• Selected extract:
»»

Biochemical studies on human corneal proteoglycans--a comparison of normal and keratoconic eyes.

Human corneas from normal (healthy) donors and patients with keratoconus were either metabolically labelled under organ culture conditions or investigated without preincubation. The sulfated proteoglycans were isolated from a 4 M guanidinium chloride/2% Triton X 100 extract. Two predominant proteoglycans were obtained from normal cornea after digestion of total sulfated proteoglycans with chondroitin ABC-lyase or endo-beta-galactosidase. One had an overall mass of 150 kDa, two dermatan sulfate chains (Mr approximately 50 kDa) with an iduronic acid content of 24%-28% and, after chondroitin ABC-lyase digestion, a core protein of 48 kDa. The other proteoglycan had an overall mass of 110 kDa, one keratan sulfate chain of approximately 60 kDa and, following endo-beta-galactosidase (keratanase) digestion, a core protein of 46 kDa. Each proteoglycan population was further fractionated into two subpopulations by chromatography on concanavalin A-Sepharose. The dermatan sulfate- and keratan sulfate-containing proteoglycans isolated from keratan and healthy cornea had comparable Mr values and core proteins with identical molecular weights, but the ratio of dermatan sulfate/keratan sulfate proteoglycan was increased in keratoconic cornea and the keratan sulfate chains of two keratan sulfate proteoglycans from keratoconic cornea were considerably shorter (Mr 44 and 33 kDa) than those from normal corneas.

««

• Supplied material:
»»

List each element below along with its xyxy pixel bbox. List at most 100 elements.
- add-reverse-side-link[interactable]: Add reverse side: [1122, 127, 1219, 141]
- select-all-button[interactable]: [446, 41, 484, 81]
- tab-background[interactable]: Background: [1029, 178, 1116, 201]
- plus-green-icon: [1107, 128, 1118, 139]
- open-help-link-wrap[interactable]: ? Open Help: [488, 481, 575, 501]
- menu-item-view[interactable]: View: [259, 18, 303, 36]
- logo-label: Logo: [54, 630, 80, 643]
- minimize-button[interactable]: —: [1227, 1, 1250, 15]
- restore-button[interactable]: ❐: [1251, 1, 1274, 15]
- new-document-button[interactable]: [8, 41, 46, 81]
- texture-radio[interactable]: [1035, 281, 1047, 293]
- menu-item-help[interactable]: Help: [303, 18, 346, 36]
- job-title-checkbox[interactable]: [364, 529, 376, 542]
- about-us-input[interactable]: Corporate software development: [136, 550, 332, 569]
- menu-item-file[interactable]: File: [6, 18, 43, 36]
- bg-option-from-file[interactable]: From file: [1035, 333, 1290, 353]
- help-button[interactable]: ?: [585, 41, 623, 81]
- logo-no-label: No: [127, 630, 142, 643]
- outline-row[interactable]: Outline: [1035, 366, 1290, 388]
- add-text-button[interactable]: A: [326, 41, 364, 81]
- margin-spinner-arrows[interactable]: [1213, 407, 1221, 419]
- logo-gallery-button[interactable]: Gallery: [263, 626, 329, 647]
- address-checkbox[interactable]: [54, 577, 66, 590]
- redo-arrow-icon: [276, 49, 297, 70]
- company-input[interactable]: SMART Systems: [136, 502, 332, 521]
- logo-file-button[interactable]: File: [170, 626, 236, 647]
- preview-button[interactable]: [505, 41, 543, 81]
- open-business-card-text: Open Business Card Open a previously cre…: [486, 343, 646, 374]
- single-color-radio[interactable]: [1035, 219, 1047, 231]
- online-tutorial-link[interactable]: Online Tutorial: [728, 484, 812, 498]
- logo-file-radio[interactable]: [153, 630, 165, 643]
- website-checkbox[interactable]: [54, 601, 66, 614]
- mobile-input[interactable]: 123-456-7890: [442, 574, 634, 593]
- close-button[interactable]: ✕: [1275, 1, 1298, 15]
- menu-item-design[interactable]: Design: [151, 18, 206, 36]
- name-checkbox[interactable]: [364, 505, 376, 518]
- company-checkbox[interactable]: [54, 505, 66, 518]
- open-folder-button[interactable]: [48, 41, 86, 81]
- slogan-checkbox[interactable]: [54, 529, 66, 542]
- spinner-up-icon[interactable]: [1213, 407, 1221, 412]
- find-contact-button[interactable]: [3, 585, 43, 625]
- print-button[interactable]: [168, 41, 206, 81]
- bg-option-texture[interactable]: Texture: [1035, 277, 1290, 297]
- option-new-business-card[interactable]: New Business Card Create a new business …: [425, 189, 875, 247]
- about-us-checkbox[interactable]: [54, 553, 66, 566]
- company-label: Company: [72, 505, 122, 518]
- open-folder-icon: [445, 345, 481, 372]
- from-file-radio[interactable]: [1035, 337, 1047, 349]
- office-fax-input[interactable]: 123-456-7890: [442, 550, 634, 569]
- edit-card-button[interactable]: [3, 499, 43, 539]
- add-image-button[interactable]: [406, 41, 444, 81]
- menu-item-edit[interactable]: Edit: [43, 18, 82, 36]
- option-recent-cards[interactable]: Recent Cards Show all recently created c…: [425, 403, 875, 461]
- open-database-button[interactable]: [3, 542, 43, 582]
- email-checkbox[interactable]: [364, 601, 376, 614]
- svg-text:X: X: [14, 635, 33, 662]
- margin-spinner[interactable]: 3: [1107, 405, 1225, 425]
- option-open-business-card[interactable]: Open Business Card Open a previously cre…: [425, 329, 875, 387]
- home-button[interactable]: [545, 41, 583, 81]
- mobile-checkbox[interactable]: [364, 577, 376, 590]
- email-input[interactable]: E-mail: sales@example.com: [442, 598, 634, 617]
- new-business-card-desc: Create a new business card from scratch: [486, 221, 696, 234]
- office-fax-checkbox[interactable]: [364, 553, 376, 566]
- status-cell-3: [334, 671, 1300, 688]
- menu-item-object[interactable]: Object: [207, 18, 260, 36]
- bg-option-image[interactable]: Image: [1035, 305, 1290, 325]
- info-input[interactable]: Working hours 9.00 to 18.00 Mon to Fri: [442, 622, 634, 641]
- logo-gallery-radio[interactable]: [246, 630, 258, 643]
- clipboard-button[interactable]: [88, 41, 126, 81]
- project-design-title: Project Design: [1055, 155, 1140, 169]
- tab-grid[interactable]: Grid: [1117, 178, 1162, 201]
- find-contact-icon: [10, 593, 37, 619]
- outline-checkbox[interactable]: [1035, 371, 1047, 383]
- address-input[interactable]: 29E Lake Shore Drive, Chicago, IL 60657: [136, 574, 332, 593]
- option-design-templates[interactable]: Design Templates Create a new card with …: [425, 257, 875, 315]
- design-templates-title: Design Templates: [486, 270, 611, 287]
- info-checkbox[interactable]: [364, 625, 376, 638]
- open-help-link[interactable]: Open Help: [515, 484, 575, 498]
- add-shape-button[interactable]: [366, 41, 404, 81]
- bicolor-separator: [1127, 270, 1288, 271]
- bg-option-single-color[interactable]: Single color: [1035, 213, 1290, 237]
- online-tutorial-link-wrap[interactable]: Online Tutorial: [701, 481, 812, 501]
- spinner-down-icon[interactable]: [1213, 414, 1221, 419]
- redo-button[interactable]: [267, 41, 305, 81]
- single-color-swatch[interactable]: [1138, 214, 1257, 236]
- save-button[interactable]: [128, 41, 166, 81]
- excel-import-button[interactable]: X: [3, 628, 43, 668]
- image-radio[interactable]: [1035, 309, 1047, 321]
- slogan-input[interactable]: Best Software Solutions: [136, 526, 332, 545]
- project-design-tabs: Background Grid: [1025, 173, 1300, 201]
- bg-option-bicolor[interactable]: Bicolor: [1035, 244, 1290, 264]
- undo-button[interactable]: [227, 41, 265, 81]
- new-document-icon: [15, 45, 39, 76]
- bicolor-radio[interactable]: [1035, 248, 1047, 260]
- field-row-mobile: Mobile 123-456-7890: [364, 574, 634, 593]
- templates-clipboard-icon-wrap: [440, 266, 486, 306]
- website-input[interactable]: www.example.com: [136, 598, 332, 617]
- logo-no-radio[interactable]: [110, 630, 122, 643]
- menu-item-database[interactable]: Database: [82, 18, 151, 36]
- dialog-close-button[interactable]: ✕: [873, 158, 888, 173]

««

• Problem requirements: Please list every molecular mass in kDa that the corneal proteoglycan abstract gives, each with what it measures.

• Task solution:
- 150 kDa: overall mass of the dermatan sulfate proteoglycan from normal cornea
- approximately 50 kDa: each of its two dermatan sulfate chains
- 48 kDa: its core protein after chondroitin ABC-lyase digestion
- 110 kDa: overall mass of the keratan sulfate proteoglycan from normal cornea
- approximately 60 kDa: its keratan sulfate chain
- 46 kDa: its core protein after endo-beta-galactosidase (keratanase) digestion
- 44 kDa and 33 kDa: the shorter keratan sulfate chains of two keratan sulfate proteoglycans from keratoconic cornea